Written exercise:
Repeat the whole listing exactly.

Provided records:
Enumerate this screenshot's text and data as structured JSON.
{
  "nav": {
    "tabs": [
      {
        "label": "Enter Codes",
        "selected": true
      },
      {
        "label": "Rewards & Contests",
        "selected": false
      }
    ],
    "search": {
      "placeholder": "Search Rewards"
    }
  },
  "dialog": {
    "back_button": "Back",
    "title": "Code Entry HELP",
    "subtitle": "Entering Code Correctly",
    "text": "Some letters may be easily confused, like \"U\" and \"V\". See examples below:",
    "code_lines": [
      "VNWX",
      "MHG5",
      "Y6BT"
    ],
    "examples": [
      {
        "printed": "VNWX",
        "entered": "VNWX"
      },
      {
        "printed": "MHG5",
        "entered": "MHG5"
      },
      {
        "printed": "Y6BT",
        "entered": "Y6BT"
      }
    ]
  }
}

The completed task:
Enumerate this screenshot's text and data as structured JSON.
{
  "nav": {
    "tabs": [
      {
        "label": "Enter Codes",
        "selected": true
      },
      {
        "label": "Rewards & Contests",
        "selected": false
      }
    ],
    "search": {
      "placeholder": "Search Rewards"
    }
  },
  "dialog": {
    "back_button": "Back",
    "title": "Code Entry HELP",
    "subtitle": "Entering Code Correctly",
    "text": "Some letters may be easily confused, like \"U\" and \"V\". See examples below:",
    "code_lines": [
      "VNWX",
      "MHG5",
      "Y6BT"
    ],
    "examples": [
      {
        "printed": "VNWX",
        "entered": "VNWX"
      },
      {
        "printed": "MHG5",
        "entered": "MHG5"
      },
      {
        "printed": "Y6BT",
        "entered": "Y6BT"
      }
    ]
  }
}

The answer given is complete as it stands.